[Records that describe figures]

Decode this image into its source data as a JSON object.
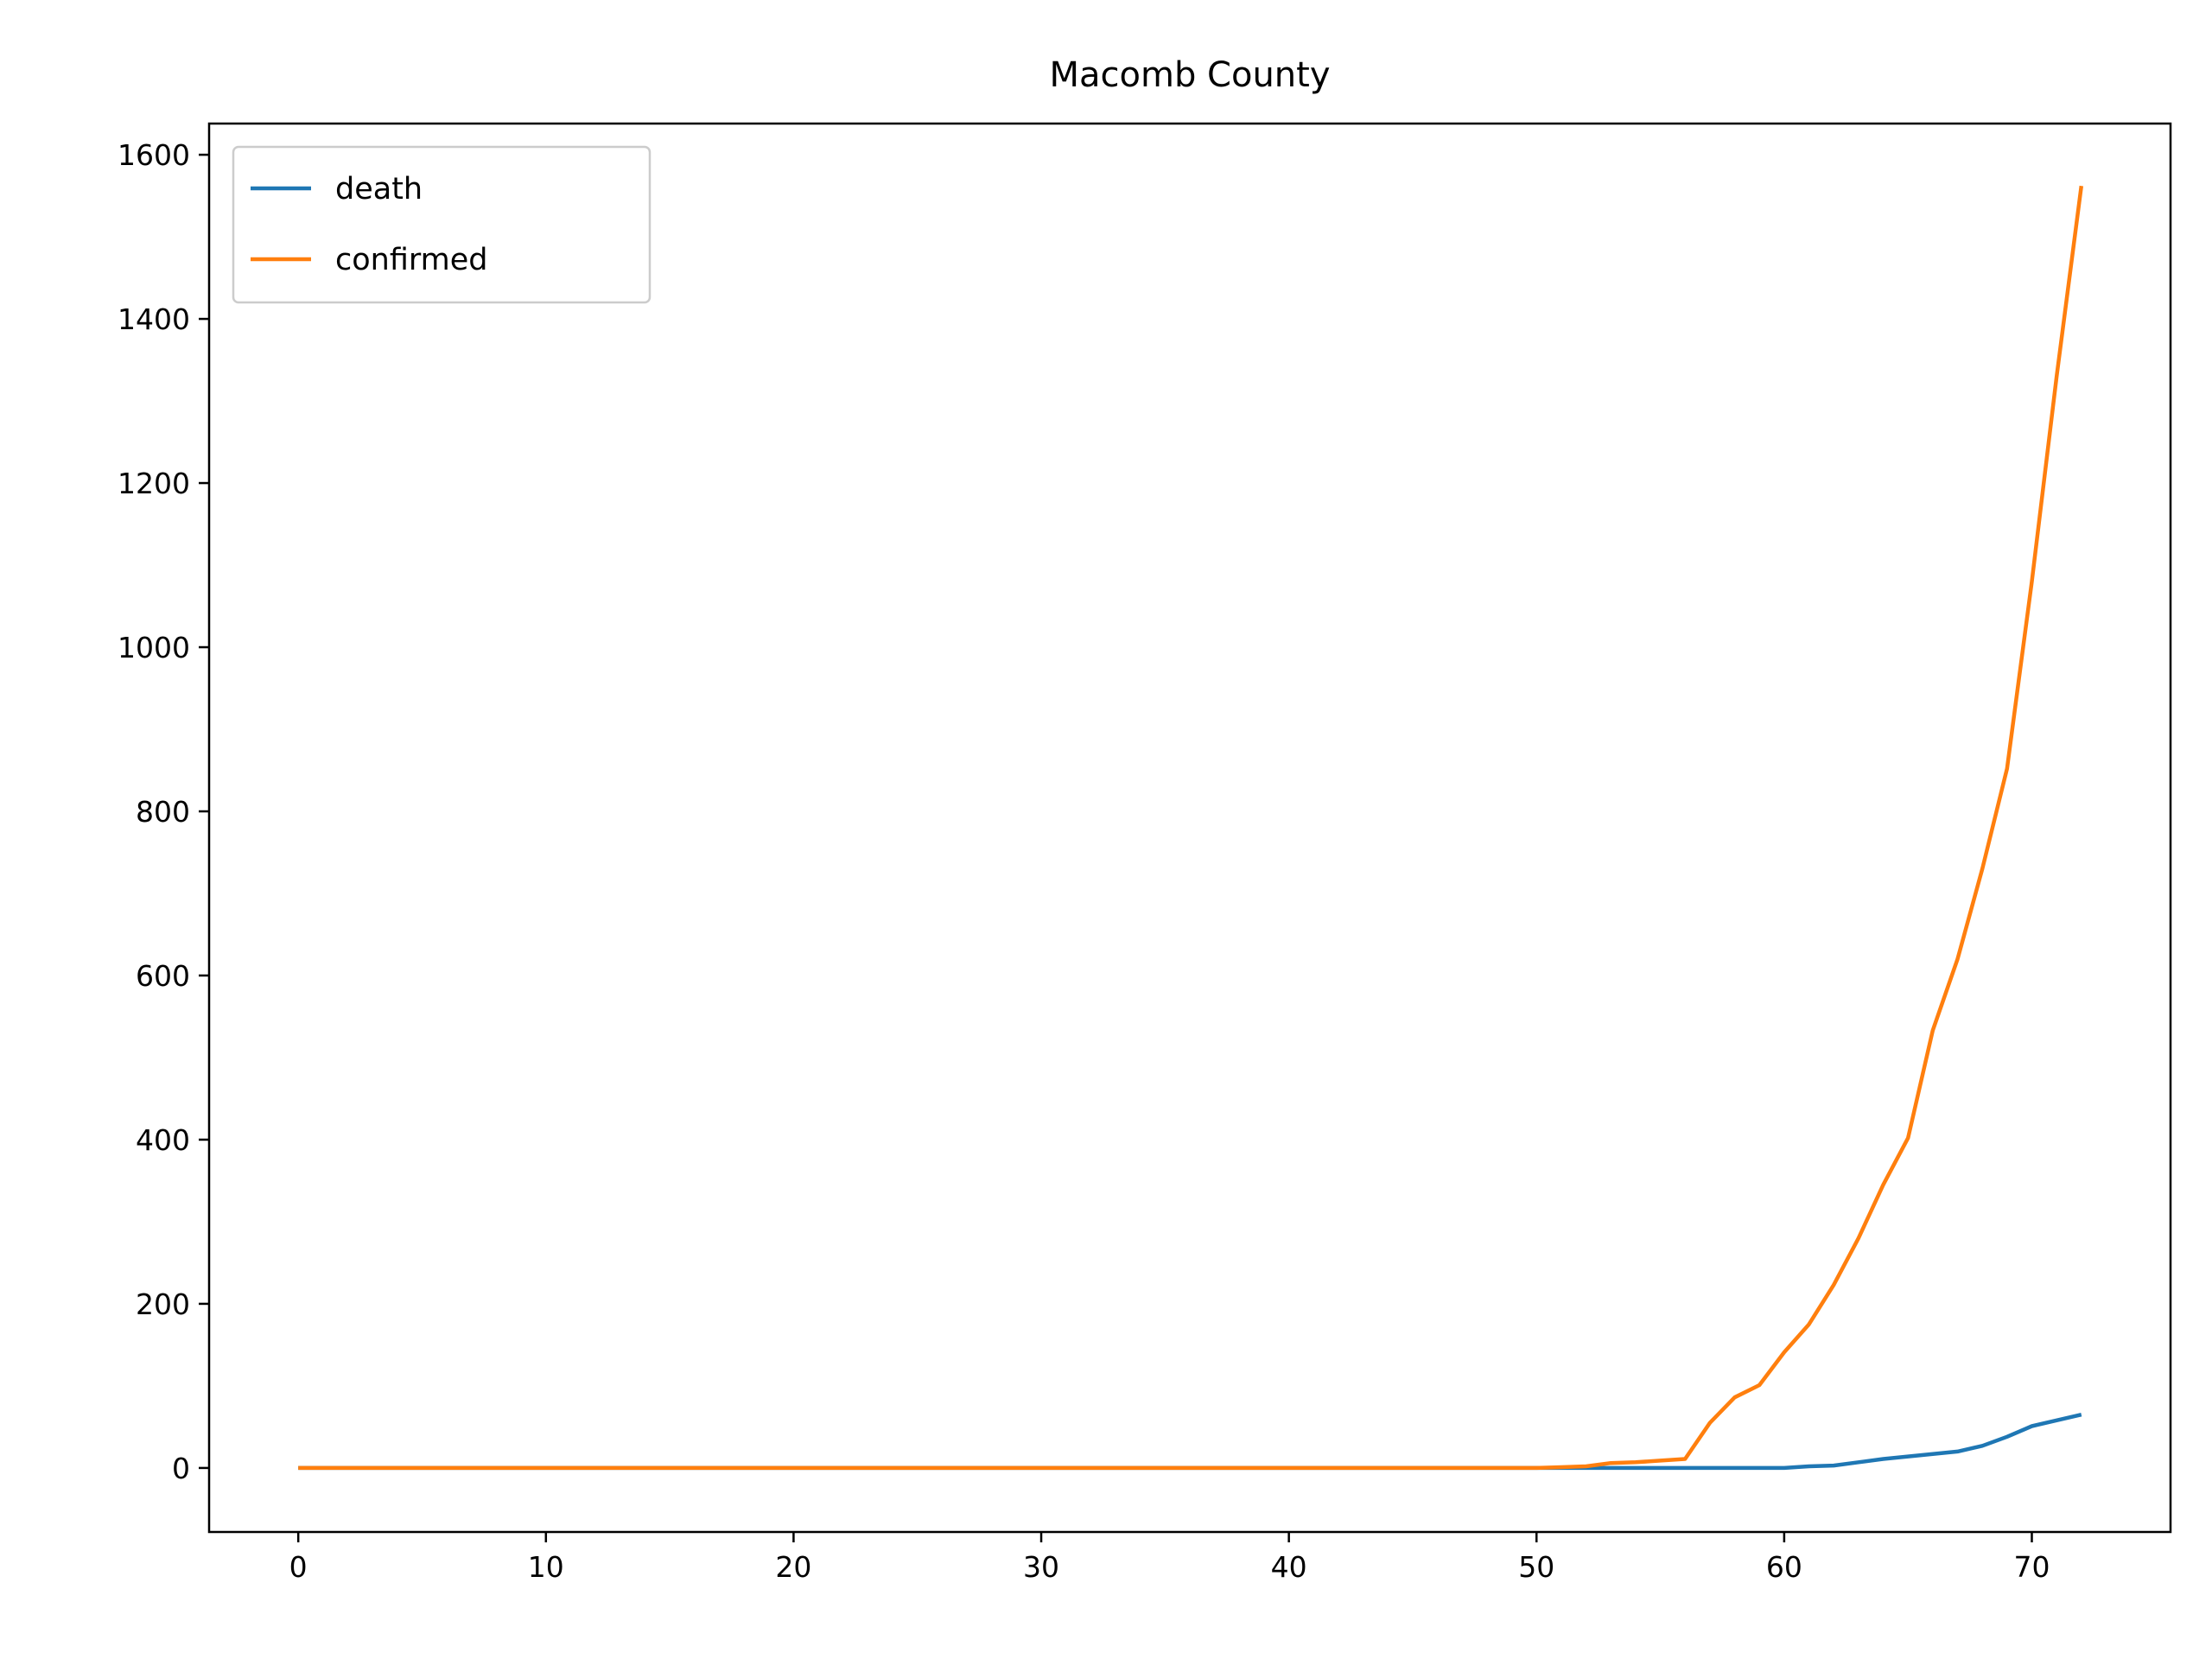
{
  "chart_data": {
    "type": "line",
    "title": "Macomb County",
    "xlabel": "",
    "ylabel": "",
    "xlim": [
      -3.6,
      75.6
    ],
    "ylim": [
      -78,
      1638
    ],
    "xticks": [
      0,
      10,
      20,
      30,
      40,
      50,
      60,
      70
    ],
    "yticks": [
      0,
      200,
      400,
      600,
      800,
      1000,
      1200,
      1400,
      1600
    ],
    "grid": false,
    "legend": "top-left",
    "x": [
      0,
      1,
      2,
      3,
      4,
      5,
      6,
      7,
      8,
      9,
      10,
      11,
      12,
      13,
      14,
      15,
      16,
      17,
      18,
      19,
      20,
      21,
      22,
      23,
      24,
      25,
      26,
      27,
      28,
      29,
      30,
      31,
      32,
      33,
      34,
      35,
      36,
      37,
      38,
      39,
      40,
      41,
      42,
      43,
      44,
      45,
      46,
      47,
      48,
      49,
      50,
      51,
      52,
      53,
      54,
      55,
      56,
      57,
      58,
      59,
      60,
      61,
      62,
      63,
      64,
      65,
      66,
      67,
      68,
      69,
      70,
      71,
      72
    ],
    "series": [
      {
        "name": "death",
        "color": "#1f77b4",
        "values": [
          0,
          0,
          0,
          0,
          0,
          0,
          0,
          0,
          0,
          0,
          0,
          0,
          0,
          0,
          0,
          0,
          0,
          0,
          0,
          0,
          0,
          0,
          0,
          0,
          0,
          0,
          0,
          0,
          0,
          0,
          0,
          0,
          0,
          0,
          0,
          0,
          0,
          0,
          0,
          0,
          0,
          0,
          0,
          0,
          0,
          0,
          0,
          0,
          0,
          0,
          0,
          0,
          0,
          0,
          0,
          0,
          0,
          0,
          0,
          0,
          0,
          2,
          3,
          7,
          11,
          14,
          17,
          20,
          27,
          38,
          51,
          58,
          65
        ]
      },
      {
        "name": "confirmed",
        "color": "#ff7f0e",
        "values": [
          0,
          0,
          0,
          0,
          0,
          0,
          0,
          0,
          0,
          0,
          0,
          0,
          0,
          0,
          0,
          0,
          0,
          0,
          0,
          0,
          0,
          0,
          0,
          0,
          0,
          0,
          0,
          0,
          0,
          0,
          0,
          0,
          0,
          0,
          0,
          0,
          0,
          0,
          0,
          0,
          0,
          0,
          0,
          0,
          0,
          0,
          0,
          0,
          0,
          0,
          0,
          1,
          2,
          6,
          7,
          9,
          11,
          55,
          86,
          101,
          141,
          175,
          223,
          280,
          345,
          402,
          533,
          620,
          730,
          852,
          1080,
          1330,
          1562
        ]
      }
    ]
  }
}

- _Challenge_
Nothing in the entries above should change when they are printed again, except that the pictures are dropped.

- _Exercise response_
Decode this image into its source data as a JSON object.
{
  "chart_data": {
    "type": "line",
    "title": "Macomb County",
    "xlabel": "",
    "ylabel": "",
    "xlim": [
      -3.6,
      75.6
    ],
    "ylim": [
      -78,
      1638
    ],
    "xticks": [
      0,
      10,
      20,
      30,
      40,
      50,
      60,
      70
    ],
    "yticks": [
      0,
      200,
      400,
      600,
      800,
      1000,
      1200,
      1400,
      1600
    ],
    "grid": false,
    "legend": "top-left",
    "x": [
      0,
      1,
      2,
      3,
      4,
      5,
      6,
      7,
      8,
      9,
      10,
      11,
      12,
      13,
      14,
      15,
      16,
      17,
      18,
      19,
      20,
      21,
      22,
      23,
      24,
      25,
      26,
      27,
      28,
      29,
      30,
      31,
      32,
      33,
      34,
      35,
      36,
      37,
      38,
      39,
      40,
      41,
      42,
      43,
      44,
      45,
      46,
      47,
      48,
      49,
      50,
      51,
      52,
      53,
      54,
      55,
      56,
      57,
      58,
      59,
      60,
      61,
      62,
      63,
      64,
      65,
      66,
      67,
      68,
      69,
      70,
      71,
      72
    ],
    "series": [
      {
        "name": "death",
        "color": "#1f77b4",
        "values": [
          0,
          0,
          0,
          0,
          0,
          0,
          0,
          0,
          0,
          0,
          0,
          0,
          0,
          0,
          0,
          0,
          0,
          0,
          0,
          0,
          0,
          0,
          0,
          0,
          0,
          0,
          0,
          0,
          0,
          0,
          0,
          0,
          0,
          0,
          0,
          0,
          0,
          0,
          0,
          0,
          0,
          0,
          0,
          0,
          0,
          0,
          0,
          0,
          0,
          0,
          0,
          0,
          0,
          0,
          0,
          0,
          0,
          0,
          0,
          0,
          0,
          2,
          3,
          7,
          11,
          14,
          17,
          20,
          27,
          38,
          51,
          58,
          65
        ]
      },
      {
        "name": "confirmed",
        "color": "#ff7f0e",
        "values": [
          0,
          0,
          0,
          0,
          0,
          0,
          0,
          0,
          0,
          0,
          0,
          0,
          0,
          0,
          0,
          0,
          0,
          0,
          0,
          0,
          0,
          0,
          0,
          0,
          0,
          0,
          0,
          0,
          0,
          0,
          0,
          0,
          0,
          0,
          0,
          0,
          0,
          0,
          0,
          0,
          0,
          0,
          0,
          0,
          0,
          0,
          0,
          0,
          0,
          0,
          0,
          1,
          2,
          6,
          7,
          9,
          11,
          55,
          86,
          101,
          141,
          175,
          223,
          280,
          345,
          402,
          533,
          620,
          730,
          852,
          1080,
          1330,
          1562
        ]
      }
    ]
  }
}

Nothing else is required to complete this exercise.